WORK REQUIRED: Check every line below for the word "arrived" and copy each one that has it.

SOURCE DATA:

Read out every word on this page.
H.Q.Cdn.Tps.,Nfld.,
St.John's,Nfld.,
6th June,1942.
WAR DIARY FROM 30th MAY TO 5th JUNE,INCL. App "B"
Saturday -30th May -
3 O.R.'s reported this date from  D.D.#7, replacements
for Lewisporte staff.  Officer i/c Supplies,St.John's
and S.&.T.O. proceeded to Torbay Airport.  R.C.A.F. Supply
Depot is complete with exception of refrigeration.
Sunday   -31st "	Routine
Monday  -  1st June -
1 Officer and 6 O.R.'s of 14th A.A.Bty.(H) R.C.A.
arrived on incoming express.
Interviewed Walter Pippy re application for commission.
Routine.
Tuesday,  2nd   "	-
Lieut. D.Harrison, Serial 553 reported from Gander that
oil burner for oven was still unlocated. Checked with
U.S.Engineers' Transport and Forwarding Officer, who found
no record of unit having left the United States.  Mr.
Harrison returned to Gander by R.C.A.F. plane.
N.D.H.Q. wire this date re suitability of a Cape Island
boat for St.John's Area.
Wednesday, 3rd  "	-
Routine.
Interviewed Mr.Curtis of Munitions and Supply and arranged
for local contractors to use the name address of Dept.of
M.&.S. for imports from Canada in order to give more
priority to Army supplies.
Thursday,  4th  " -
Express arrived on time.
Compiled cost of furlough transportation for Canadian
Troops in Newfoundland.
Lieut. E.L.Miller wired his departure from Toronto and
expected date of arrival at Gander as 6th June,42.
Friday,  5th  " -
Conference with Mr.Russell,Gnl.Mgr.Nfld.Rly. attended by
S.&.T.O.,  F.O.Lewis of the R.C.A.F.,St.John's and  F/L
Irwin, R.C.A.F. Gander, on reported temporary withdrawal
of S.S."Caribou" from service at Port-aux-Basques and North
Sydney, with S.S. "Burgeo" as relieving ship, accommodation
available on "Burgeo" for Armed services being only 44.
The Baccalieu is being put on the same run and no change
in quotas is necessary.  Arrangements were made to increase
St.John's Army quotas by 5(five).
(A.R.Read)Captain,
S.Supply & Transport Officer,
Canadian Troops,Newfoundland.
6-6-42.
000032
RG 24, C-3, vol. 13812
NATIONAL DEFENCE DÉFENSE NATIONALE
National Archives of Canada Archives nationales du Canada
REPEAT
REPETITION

THE REPLY:
arrived on incoming express.
Express arrived on time.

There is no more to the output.